### [CONSIGNES]
• a. Répondez à ces questions sur le texte consacré à la reine de Saba :
(i) Quel est le titre du péplum hollywoodien de 1959 mentionné ?
(ii) Quel acteur y incarne le roi sage ?
(iii) Où certains spécialistes situent-ils le royaume, en dehors de l'Éthiopie ?
• b. Recopiez à l'identique tout ce qui va du début des enregistrements jusqu'à la ligne contenant "692, 945, 727]", cette ligne incluse.
### EXTRAIT DU TEXTE
La Reine de Saba
Biographie détaillée, par Mélissa Chemam
Pourquoi elle est importante
Même si aucune preuve archéologique définitive n’indique qui était la reine exactement ni d’où elle venait précisément, l’histoire de cette rencontre biblique a eu un impact immense sur l’imaginaire populaire, des pays occidentaux chrétiens comme des pays musulmans. Notamment en Ethiopie et dans la religion chrétienne copte, bien sûr, mais aussi en Europe et jusqu’aux Etats-Unis.
Cette histoire ou mythe a véhiculé des messages de beauté, de richesse, de pouvoir, d’exotisme, d’intrigue, de magie et d’amour.
La Reine pourrait être un amalgame de différents personnages historiques, ou être une légende à part entière. L’emplacement même de son royaume fait l’objet de débats houleux entre les spécialistes : certains le situent en Éthiopie, donc en Afrique ; d’autres dans l’actuel Yémen ; d’autres encore dans une vaste région comprenant les deux nations.
Malgré ces flous, les références à la reine ont inspiré de nombreux artistes : pour des miniatures turques et perses d’abord, avec la création de tableaux et de musiques européennes, ou encore avec la production du peplum hollywoodien de 1959, Salomon et la Reine de Saba, dans lequel l’acteur Yul Brynner incarne le roi sage et l’actrice Gina Lollobrigida sa compagne.
######
### DONNÉES FOURNIES
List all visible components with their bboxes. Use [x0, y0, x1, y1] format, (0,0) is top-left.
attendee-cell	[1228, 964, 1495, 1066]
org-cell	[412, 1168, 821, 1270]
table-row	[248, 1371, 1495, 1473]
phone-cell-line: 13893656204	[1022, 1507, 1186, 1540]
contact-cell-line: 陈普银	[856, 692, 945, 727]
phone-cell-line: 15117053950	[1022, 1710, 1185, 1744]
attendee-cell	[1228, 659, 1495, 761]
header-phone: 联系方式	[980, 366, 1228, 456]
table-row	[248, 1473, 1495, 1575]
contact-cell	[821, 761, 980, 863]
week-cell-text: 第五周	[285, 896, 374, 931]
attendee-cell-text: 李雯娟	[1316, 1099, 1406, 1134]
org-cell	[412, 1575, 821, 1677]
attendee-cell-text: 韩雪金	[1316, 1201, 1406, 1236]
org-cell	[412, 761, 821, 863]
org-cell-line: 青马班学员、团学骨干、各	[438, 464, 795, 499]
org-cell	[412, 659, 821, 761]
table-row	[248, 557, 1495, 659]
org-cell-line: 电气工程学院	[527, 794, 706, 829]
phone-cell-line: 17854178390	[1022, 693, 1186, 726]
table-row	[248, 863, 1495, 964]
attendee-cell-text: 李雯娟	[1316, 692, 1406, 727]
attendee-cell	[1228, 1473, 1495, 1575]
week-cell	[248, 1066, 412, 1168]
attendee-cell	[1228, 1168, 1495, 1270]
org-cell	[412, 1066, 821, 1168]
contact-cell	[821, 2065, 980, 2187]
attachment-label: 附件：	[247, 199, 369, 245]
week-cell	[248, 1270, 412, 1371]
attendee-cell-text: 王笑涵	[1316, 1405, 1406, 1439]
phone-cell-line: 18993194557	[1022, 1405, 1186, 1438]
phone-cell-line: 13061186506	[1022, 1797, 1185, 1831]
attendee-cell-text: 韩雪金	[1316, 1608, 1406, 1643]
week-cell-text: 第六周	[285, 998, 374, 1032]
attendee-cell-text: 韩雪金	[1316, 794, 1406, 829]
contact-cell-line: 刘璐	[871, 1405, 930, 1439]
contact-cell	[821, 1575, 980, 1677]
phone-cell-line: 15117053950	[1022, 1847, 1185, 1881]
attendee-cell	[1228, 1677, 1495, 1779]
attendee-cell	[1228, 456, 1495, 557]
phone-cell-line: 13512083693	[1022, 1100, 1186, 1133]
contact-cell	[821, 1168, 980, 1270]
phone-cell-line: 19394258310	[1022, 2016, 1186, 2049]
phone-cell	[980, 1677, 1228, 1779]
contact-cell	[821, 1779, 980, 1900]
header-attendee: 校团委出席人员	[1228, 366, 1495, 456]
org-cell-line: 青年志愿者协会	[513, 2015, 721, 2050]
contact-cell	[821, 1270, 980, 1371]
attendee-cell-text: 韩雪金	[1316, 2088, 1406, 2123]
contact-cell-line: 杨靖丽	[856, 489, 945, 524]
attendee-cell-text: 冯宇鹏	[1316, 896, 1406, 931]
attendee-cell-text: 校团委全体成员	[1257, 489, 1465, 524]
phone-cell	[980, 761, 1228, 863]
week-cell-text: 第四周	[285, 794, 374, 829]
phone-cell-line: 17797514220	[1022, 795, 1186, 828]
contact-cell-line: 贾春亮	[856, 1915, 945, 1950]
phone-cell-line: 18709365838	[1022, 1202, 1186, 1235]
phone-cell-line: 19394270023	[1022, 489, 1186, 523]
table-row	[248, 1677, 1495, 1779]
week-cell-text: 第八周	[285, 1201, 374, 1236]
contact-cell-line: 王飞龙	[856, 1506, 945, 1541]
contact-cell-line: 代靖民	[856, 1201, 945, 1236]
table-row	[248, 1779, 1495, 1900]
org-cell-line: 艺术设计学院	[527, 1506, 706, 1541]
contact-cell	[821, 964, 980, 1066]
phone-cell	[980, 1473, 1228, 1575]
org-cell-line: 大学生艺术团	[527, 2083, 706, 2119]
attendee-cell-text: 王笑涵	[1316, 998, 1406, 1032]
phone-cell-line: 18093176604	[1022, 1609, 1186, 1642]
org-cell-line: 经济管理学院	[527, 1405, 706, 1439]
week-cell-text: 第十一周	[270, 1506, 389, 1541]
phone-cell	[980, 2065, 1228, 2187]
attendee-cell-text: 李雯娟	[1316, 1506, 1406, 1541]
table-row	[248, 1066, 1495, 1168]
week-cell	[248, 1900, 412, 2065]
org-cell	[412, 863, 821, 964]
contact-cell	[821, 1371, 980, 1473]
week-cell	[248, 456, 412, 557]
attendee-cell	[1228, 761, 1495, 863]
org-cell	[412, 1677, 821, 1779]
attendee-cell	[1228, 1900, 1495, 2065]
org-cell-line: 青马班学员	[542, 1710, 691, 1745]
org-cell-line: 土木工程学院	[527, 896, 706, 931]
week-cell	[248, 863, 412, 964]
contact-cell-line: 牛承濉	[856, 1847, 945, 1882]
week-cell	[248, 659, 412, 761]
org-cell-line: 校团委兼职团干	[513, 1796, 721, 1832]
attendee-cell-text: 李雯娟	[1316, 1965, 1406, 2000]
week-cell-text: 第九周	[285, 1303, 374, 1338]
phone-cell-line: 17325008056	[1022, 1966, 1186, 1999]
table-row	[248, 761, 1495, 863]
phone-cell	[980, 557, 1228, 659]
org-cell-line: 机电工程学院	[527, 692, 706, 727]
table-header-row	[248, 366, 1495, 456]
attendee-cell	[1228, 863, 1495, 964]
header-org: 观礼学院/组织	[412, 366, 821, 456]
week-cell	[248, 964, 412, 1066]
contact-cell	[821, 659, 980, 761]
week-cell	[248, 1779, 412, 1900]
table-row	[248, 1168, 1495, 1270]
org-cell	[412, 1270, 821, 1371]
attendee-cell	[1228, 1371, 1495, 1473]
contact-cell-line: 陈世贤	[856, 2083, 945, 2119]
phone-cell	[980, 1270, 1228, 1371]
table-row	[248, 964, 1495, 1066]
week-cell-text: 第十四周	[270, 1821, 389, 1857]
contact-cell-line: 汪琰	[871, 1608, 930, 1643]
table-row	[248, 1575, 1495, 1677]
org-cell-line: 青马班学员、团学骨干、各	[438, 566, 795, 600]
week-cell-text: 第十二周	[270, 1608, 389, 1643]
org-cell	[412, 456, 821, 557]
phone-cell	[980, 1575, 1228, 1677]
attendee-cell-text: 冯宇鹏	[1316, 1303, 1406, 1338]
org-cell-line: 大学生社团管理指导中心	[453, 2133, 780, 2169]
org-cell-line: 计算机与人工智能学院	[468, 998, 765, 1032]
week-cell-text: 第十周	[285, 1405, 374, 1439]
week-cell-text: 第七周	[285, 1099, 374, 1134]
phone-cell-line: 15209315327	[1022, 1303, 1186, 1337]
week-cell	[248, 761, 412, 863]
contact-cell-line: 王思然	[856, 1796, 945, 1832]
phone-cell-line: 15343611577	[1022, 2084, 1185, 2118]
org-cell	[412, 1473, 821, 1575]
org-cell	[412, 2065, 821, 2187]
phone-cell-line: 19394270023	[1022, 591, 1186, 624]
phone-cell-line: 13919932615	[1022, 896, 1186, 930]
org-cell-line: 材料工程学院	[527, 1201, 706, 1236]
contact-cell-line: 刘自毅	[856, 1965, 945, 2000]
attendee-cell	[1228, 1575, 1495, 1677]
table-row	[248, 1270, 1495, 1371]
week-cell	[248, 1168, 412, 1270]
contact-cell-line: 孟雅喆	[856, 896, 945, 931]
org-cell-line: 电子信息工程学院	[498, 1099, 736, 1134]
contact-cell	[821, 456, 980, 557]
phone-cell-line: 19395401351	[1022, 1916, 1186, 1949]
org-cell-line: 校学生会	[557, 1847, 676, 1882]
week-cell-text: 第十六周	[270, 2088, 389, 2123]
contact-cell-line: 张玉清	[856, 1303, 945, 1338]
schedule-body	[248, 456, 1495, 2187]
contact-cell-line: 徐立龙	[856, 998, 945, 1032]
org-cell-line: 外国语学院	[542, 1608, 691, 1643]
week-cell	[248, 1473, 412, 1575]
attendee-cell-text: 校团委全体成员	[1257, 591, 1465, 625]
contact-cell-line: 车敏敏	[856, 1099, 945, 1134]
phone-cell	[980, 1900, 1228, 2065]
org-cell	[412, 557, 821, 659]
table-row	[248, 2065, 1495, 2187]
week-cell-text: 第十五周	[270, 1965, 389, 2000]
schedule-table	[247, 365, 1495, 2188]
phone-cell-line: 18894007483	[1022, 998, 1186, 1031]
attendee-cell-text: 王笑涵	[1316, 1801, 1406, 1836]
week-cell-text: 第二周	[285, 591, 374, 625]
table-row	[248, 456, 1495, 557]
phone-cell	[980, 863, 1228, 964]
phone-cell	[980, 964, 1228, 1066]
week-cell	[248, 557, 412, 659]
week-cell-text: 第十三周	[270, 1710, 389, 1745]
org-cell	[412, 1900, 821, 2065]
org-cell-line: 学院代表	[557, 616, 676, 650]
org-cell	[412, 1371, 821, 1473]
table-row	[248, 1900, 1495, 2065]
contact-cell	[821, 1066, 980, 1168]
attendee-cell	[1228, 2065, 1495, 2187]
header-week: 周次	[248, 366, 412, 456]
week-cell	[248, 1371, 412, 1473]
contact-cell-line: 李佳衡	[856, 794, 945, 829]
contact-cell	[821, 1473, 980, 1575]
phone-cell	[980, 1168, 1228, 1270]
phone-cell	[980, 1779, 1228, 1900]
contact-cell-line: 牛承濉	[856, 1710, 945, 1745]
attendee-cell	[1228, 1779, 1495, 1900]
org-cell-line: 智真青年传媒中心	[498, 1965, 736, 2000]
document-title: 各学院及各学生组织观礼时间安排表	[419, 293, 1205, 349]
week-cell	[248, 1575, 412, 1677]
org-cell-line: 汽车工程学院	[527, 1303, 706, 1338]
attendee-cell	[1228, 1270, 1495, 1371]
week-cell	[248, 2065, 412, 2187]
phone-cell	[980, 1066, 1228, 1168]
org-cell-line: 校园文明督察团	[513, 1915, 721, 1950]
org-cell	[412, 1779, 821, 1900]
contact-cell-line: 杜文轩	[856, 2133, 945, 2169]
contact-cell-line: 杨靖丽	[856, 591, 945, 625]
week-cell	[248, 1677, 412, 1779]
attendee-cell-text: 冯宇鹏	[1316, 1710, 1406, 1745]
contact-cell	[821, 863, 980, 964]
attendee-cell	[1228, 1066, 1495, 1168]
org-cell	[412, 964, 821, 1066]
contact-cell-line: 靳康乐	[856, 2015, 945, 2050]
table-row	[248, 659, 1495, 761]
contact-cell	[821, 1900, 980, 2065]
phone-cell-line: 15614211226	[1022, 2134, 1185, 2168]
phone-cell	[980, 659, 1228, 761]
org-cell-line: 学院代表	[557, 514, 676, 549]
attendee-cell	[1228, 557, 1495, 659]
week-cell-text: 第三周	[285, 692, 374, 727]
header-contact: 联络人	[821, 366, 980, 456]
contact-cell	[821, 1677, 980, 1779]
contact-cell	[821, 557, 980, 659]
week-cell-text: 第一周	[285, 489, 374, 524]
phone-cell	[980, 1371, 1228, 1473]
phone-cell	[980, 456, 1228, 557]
######
### [EXERCICES CORRIGÉS]
• a.
(i) Salomon et la Reine de Saba
(ii) Yul Brynner
(iii) Dans l'actuel Yémen, ou dans une vaste région comprenant les deux nations

• b.
List all visible components with their bboxes. Use [x0, y0, x1, y1] format, (0,0) is top-left.
attendee-cell	[1228, 964, 1495, 1066]
org-cell	[412, 1168, 821, 1270]
table-row	[248, 1371, 1495, 1473]
phone-cell-line: 13893656204	[1022, 1507, 1186, 1540]
contact-cell-line: 陈普银	[856, 692, 945, 727]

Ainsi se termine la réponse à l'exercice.